— Your objective —
Write out the full listing exactly as given, minus the images.

***** Information shown *****

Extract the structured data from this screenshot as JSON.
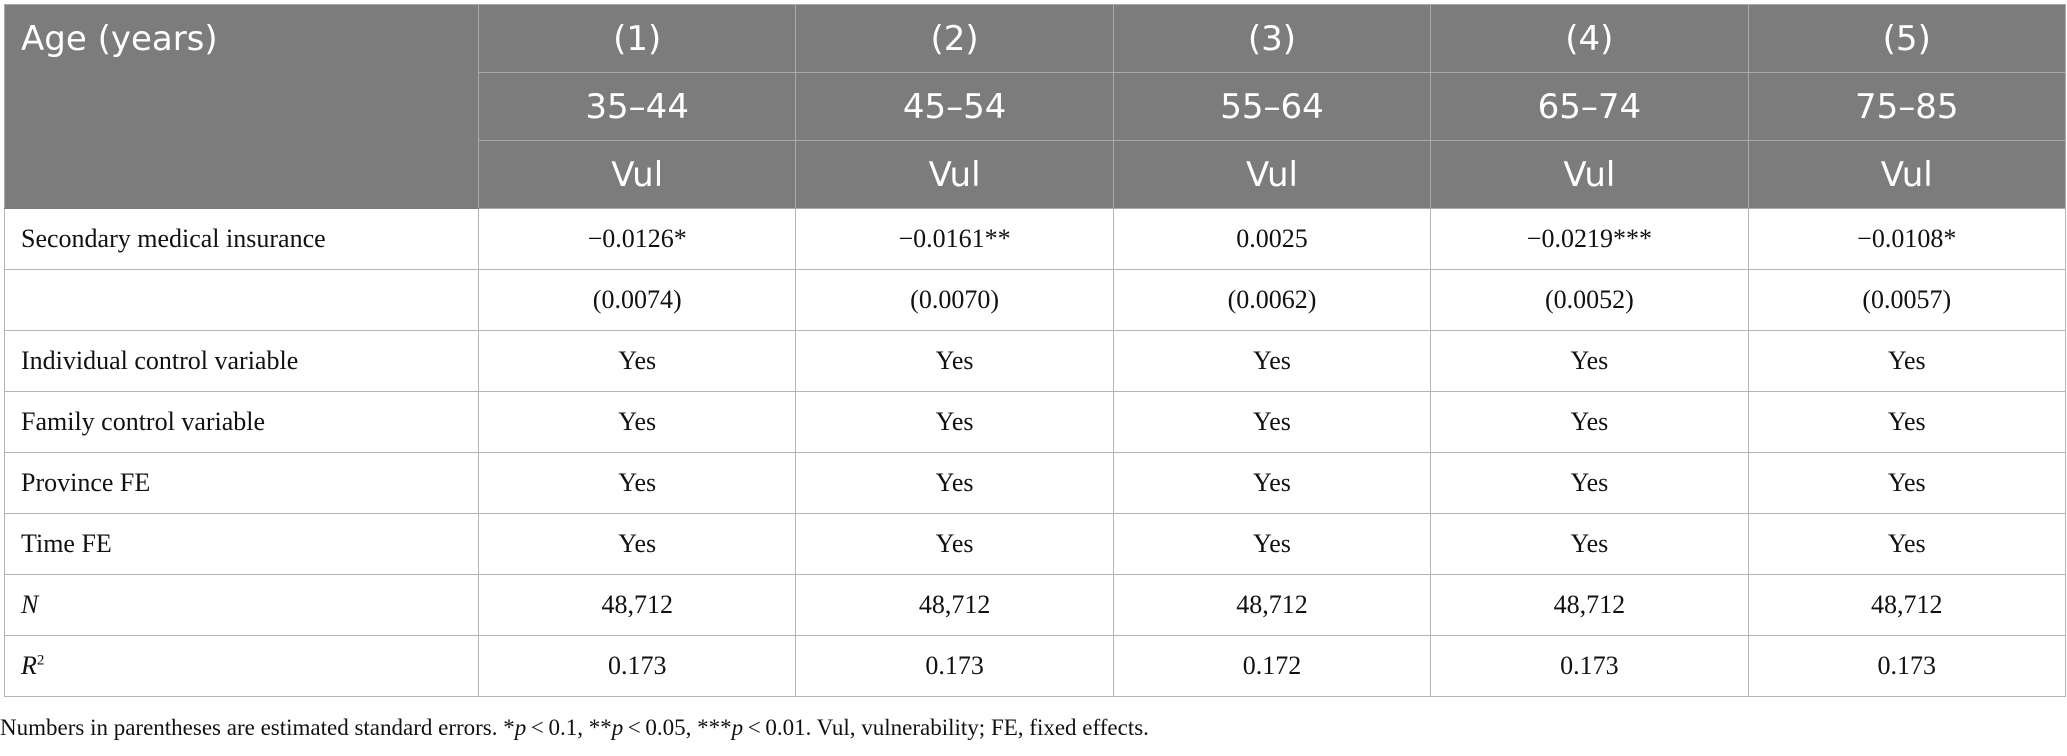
{
  "header": {
    "lead_label": "Age (years)",
    "model_numbers": [
      "(1)",
      "(2)",
      "(3)",
      "(4)",
      "(5)"
    ],
    "age_ranges": [
      "35–44",
      "45–54",
      "55–64",
      "65–74",
      "75–85"
    ],
    "dependent_vars": [
      "Vul",
      "Vul",
      "Vul",
      "Vul",
      "Vul"
    ]
  },
  "rows": [
    {
      "label": "Secondary medical insurance",
      "values": [
        "−0.0126*",
        "−0.0161**",
        "0.0025",
        "−0.0219***",
        "−0.0108*"
      ]
    },
    {
      "label": "",
      "values": [
        "(0.0074)",
        "(0.0070)",
        "(0.0062)",
        "(0.0052)",
        "(0.0057)"
      ]
    },
    {
      "label": "Individual control variable",
      "values": [
        "Yes",
        "Yes",
        "Yes",
        "Yes",
        "Yes"
      ]
    },
    {
      "label": "Family control variable",
      "values": [
        "Yes",
        "Yes",
        "Yes",
        "Yes",
        "Yes"
      ]
    },
    {
      "label": "Province FE",
      "values": [
        "Yes",
        "Yes",
        "Yes",
        "Yes",
        "Yes"
      ]
    },
    {
      "label": "Time FE",
      "values": [
        "Yes",
        "Yes",
        "Yes",
        "Yes",
        "Yes"
      ]
    },
    {
      "label": "N",
      "values": [
        "48,712",
        "48,712",
        "48,712",
        "48,712",
        "48,712"
      ]
    },
    {
      "label": "R",
      "label_sup": "2",
      "values": [
        "0.173",
        "0.173",
        "0.172",
        "0.173",
        "0.173"
      ]
    }
  ],
  "footnote": {
    "t1": "Numbers in parentheses are estimated standard errors. *",
    "p1": "p",
    "t2": " < 0.1, **",
    "p2": "p",
    "t3": " < 0.05, ***",
    "p3": "p",
    "t4": " < 0.01. Vul, vulnerability; FE, fixed effects."
  }
}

*****

— Reply —
Extract the structured data from this screenshot as JSON.
{
  "header": {
    "lead_label": "Age (years)",
    "model_numbers": [
      "(1)",
      "(2)",
      "(3)",
      "(4)",
      "(5)"
    ],
    "age_ranges": [
      "35–44",
      "45–54",
      "55–64",
      "65–74",
      "75–85"
    ],
    "dependent_vars": [
      "Vul",
      "Vul",
      "Vul",
      "Vul",
      "Vul"
    ]
  },
  "rows": [
    {
      "label": "Secondary medical insurance",
      "values": [
        "−0.0126*",
        "−0.0161**",
        "0.0025",
        "−0.0219***",
        "−0.0108*"
      ]
    },
    {
      "label": "",
      "values": [
        "(0.0074)",
        "(0.0070)",
        "(0.0062)",
        "(0.0052)",
        "(0.0057)"
      ]
    },
    {
      "label": "Individual control variable",
      "values": [
        "Yes",
        "Yes",
        "Yes",
        "Yes",
        "Yes"
      ]
    },
    {
      "label": "Family control variable",
      "values": [
        "Yes",
        "Yes",
        "Yes",
        "Yes",
        "Yes"
      ]
    },
    {
      "label": "Province FE",
      "values": [
        "Yes",
        "Yes",
        "Yes",
        "Yes",
        "Yes"
      ]
    },
    {
      "label": "Time FE",
      "values": [
        "Yes",
        "Yes",
        "Yes",
        "Yes",
        "Yes"
      ]
    },
    {
      "label": "N",
      "values": [
        "48,712",
        "48,712",
        "48,712",
        "48,712",
        "48,712"
      ]
    },
    {
      "label": "R",
      "label_sup": "2",
      "values": [
        "0.173",
        "0.173",
        "0.172",
        "0.173",
        "0.173"
      ]
    }
  ],
  "footnote": {
    "t1": "Numbers in parentheses are estimated standard errors. *",
    "p1": "p",
    "t2": " < 0.1, **",
    "p2": "p",
    "t3": " < 0.05, ***",
    "p3": "p",
    "t4": " < 0.01. Vul, vulnerability; FE, fixed effects."
  }
}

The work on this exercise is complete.